Report, word for word, every line of the material that contains "одним".

** BEGIN Data rows **

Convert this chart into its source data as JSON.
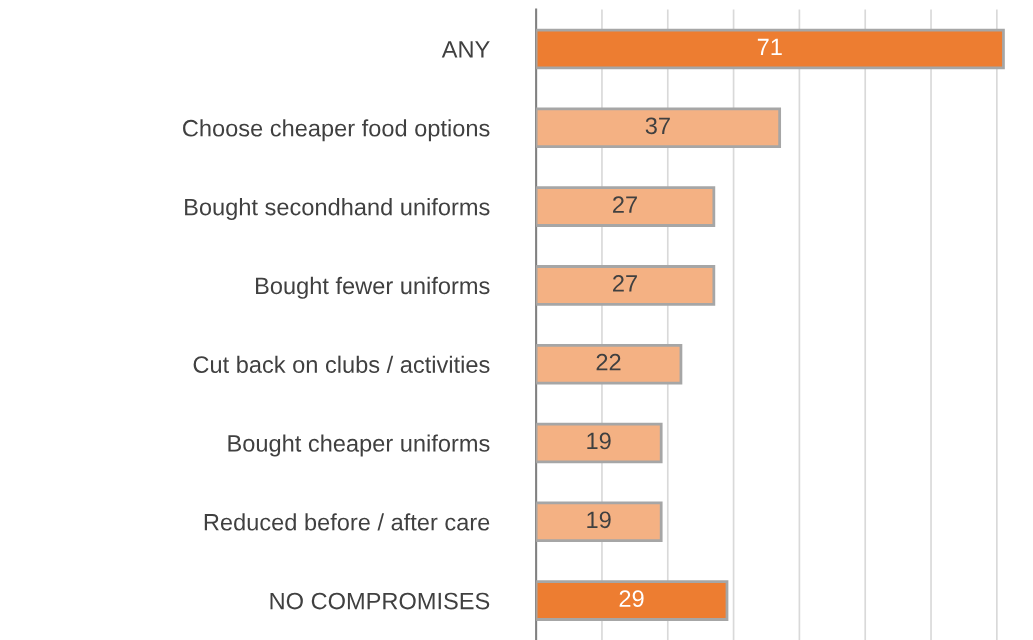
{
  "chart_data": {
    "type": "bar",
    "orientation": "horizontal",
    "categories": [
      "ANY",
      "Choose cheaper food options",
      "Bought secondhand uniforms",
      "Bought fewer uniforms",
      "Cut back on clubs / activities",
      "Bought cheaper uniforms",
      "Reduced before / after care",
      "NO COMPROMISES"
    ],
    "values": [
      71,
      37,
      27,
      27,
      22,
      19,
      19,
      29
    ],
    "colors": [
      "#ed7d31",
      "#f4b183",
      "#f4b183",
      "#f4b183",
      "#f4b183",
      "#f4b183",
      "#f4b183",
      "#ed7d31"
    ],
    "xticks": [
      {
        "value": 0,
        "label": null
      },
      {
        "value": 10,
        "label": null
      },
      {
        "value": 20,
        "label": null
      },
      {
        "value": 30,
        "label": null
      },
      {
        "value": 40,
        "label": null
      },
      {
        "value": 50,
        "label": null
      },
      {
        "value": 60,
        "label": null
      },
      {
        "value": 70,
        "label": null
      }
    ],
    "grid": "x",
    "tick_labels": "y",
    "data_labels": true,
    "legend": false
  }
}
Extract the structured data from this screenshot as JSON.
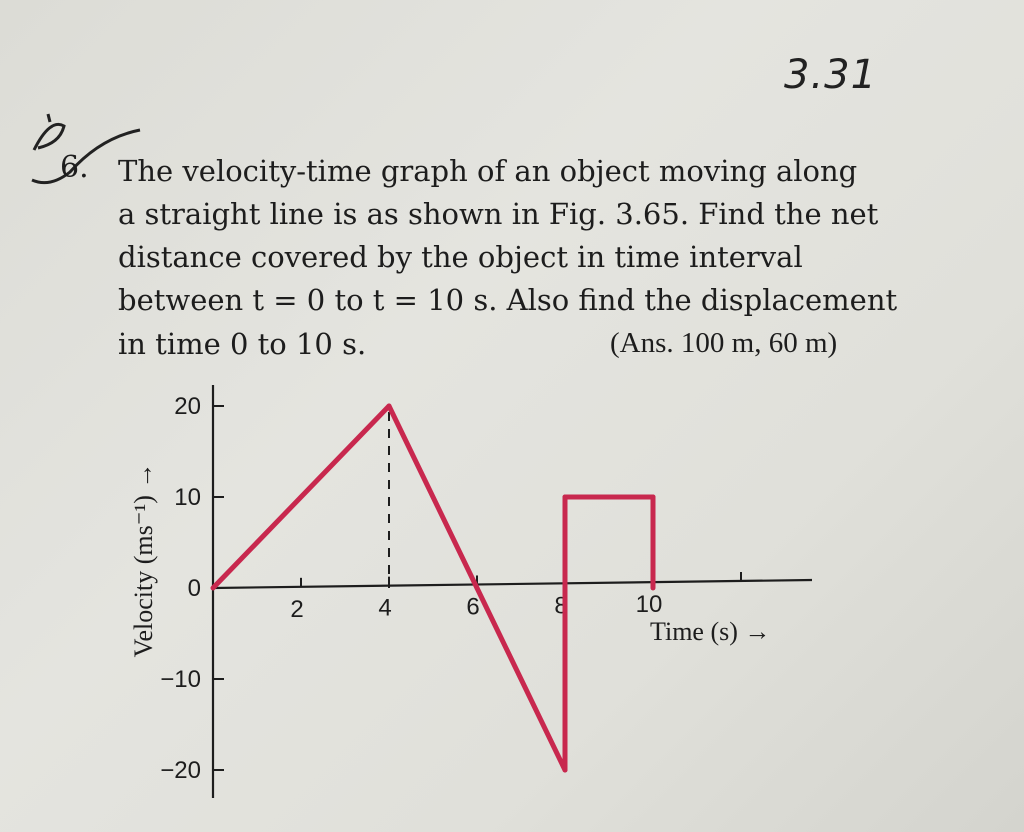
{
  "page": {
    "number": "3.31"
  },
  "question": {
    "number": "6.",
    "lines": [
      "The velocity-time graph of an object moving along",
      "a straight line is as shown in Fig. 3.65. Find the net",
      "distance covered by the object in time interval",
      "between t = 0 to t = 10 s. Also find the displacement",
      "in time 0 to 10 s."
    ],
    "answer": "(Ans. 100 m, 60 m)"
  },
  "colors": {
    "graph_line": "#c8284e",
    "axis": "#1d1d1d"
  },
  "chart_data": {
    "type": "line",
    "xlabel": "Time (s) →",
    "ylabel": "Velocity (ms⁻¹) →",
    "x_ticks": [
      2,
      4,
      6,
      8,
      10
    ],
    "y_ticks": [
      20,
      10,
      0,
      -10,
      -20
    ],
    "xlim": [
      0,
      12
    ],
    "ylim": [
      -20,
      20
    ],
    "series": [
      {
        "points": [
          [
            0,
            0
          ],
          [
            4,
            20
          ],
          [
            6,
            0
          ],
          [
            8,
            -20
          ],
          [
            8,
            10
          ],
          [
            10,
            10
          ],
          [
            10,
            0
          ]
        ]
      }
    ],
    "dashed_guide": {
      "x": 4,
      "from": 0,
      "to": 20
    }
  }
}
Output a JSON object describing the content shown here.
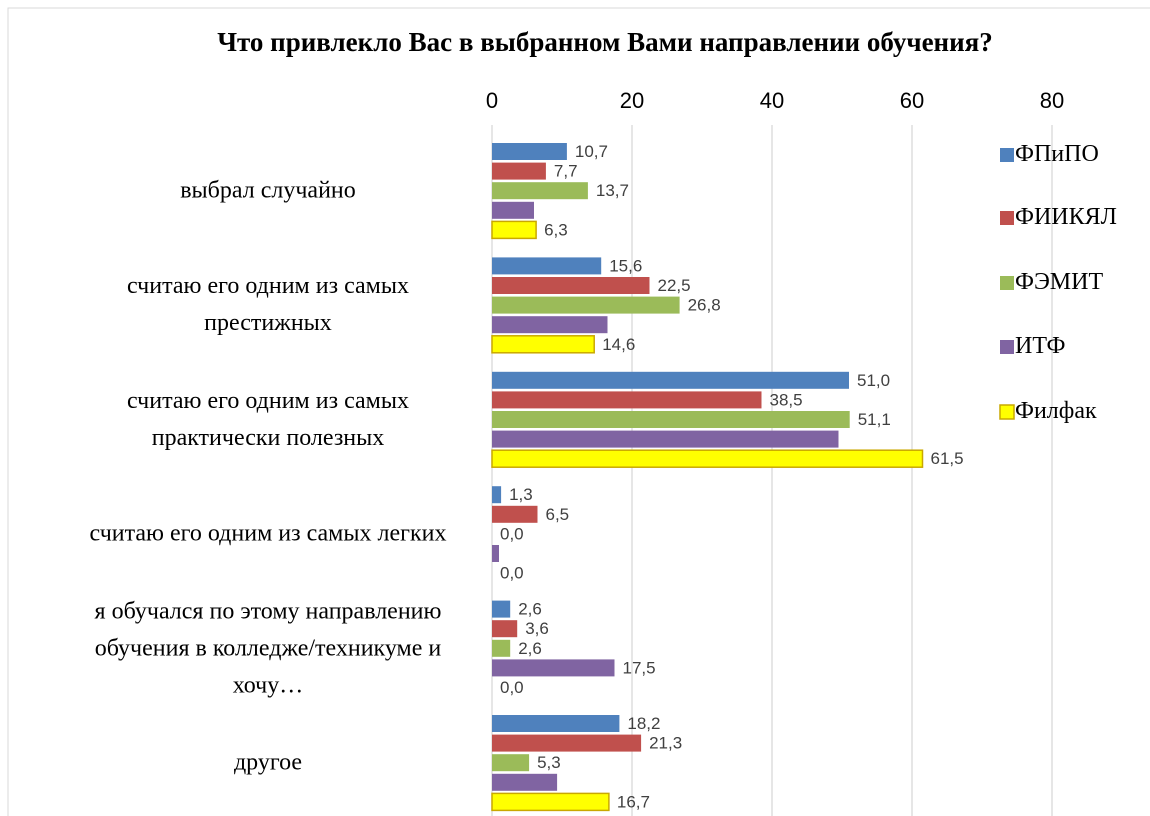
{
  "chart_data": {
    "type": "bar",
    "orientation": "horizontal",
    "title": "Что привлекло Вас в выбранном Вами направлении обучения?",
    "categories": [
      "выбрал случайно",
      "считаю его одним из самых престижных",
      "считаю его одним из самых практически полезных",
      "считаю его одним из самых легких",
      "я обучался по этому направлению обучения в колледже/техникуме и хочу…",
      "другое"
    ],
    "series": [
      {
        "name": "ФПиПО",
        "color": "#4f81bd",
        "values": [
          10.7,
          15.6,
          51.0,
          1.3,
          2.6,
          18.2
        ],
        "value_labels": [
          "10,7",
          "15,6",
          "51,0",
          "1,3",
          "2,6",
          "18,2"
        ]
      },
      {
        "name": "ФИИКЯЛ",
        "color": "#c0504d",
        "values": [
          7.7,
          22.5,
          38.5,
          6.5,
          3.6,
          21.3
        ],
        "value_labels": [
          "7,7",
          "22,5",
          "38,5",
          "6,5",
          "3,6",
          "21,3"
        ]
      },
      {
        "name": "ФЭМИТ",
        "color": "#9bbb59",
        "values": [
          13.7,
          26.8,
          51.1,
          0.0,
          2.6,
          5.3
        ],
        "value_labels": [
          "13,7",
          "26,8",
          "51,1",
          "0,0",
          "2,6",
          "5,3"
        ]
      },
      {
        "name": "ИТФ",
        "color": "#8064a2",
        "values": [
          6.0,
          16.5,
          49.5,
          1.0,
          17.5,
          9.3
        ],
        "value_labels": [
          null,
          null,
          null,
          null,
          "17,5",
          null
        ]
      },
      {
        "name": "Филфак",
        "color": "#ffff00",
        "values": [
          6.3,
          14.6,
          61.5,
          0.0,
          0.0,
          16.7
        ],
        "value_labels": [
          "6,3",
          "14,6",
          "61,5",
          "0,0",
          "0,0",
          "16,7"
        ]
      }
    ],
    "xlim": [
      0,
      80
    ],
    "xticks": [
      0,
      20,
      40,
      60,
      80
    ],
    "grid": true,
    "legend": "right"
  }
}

** END Data rows **

◆ Correct output:
      "считаю его одним из самых престижных",
      "считаю его одним из самых практически полезных",
      "считаю его одним из самых легких",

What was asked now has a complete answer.